Figure dataset records:
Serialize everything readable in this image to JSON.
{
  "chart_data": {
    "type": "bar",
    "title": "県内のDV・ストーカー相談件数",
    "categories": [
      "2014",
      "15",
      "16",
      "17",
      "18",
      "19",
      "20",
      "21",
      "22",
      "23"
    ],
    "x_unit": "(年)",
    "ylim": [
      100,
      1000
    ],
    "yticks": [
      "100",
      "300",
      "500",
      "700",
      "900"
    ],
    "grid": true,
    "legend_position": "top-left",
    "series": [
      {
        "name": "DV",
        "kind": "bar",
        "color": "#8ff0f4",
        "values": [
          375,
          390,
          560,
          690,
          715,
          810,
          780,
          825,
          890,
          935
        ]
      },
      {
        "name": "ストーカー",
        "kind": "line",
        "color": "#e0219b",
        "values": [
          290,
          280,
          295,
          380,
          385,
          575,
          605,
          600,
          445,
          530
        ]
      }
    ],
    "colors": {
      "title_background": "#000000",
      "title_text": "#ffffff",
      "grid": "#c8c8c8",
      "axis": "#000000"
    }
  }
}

[Exercise requirements]: Give all of the entries again, word for word.

[Exercise solution]:
Serialize everything readable in this image to JSON.
{
  "chart_data": {
    "type": "bar",
    "title": "県内のDV・ストーカー相談件数",
    "categories": [
      "2014",
      "15",
      "16",
      "17",
      "18",
      "19",
      "20",
      "21",
      "22",
      "23"
    ],
    "x_unit": "(年)",
    "ylim": [
      100,
      1000
    ],
    "yticks": [
      "100",
      "300",
      "500",
      "700",
      "900"
    ],
    "grid": true,
    "legend_position": "top-left",
    "series": [
      {
        "name": "DV",
        "kind": "bar",
        "color": "#8ff0f4",
        "values": [
          375,
          390,
          560,
          690,
          715,
          810,
          780,
          825,
          890,
          935
        ]
      },
      {
        "name": "ストーカー",
        "kind": "line",
        "color": "#e0219b",
        "values": [
          290,
          280,
          295,
          380,
          385,
          575,
          605,
          600,
          445,
          530
        ]
      }
    ],
    "colors": {
      "title_background": "#000000",
      "title_text": "#ffffff",
      "grid": "#c8c8c8",
      "axis": "#000000"
    }
  }
}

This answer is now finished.